**WRITTEN EXERCISE**
Write out the data again in full, exactly as it reads.

**MATERIAL PROVIDED**
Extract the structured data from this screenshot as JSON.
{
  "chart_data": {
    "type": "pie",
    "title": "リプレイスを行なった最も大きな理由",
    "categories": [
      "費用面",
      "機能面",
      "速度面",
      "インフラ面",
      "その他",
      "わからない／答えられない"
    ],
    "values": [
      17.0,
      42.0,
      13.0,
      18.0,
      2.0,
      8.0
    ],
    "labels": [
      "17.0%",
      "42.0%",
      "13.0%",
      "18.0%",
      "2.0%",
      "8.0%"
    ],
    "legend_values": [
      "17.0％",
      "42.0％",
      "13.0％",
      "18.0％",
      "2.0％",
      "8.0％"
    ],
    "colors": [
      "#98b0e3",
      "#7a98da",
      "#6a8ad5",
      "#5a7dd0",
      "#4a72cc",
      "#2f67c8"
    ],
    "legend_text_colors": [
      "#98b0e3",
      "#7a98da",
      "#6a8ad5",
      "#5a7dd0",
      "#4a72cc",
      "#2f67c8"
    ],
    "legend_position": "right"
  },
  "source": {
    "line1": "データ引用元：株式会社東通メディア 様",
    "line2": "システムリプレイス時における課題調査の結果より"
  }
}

**RESULT OF THE EXERCISE**
Extract the structured data from this screenshot as JSON.
{
  "chart_data": {
    "type": "pie",
    "title": "リプレイスを行なった最も大きな理由",
    "categories": [
      "費用面",
      "機能面",
      "速度面",
      "インフラ面",
      "その他",
      "わからない／答えられない"
    ],
    "values": [
      17.0,
      42.0,
      13.0,
      18.0,
      2.0,
      8.0
    ],
    "labels": [
      "17.0%",
      "42.0%",
      "13.0%",
      "18.0%",
      "2.0%",
      "8.0%"
    ],
    "legend_values": [
      "17.0％",
      "42.0％",
      "13.0％",
      "18.0％",
      "2.0％",
      "8.0％"
    ],
    "colors": [
      "#98b0e3",
      "#7a98da",
      "#6a8ad5",
      "#5a7dd0",
      "#4a72cc",
      "#2f67c8"
    ],
    "legend_text_colors": [
      "#98b0e3",
      "#7a98da",
      "#6a8ad5",
      "#5a7dd0",
      "#4a72cc",
      "#2f67c8"
    ],
    "legend_position": "right"
  },
  "source": {
    "line1": "データ引用元：株式会社東通メディア 様",
    "line2": "システムリプレイス時における課題調査の結果より"
  }
}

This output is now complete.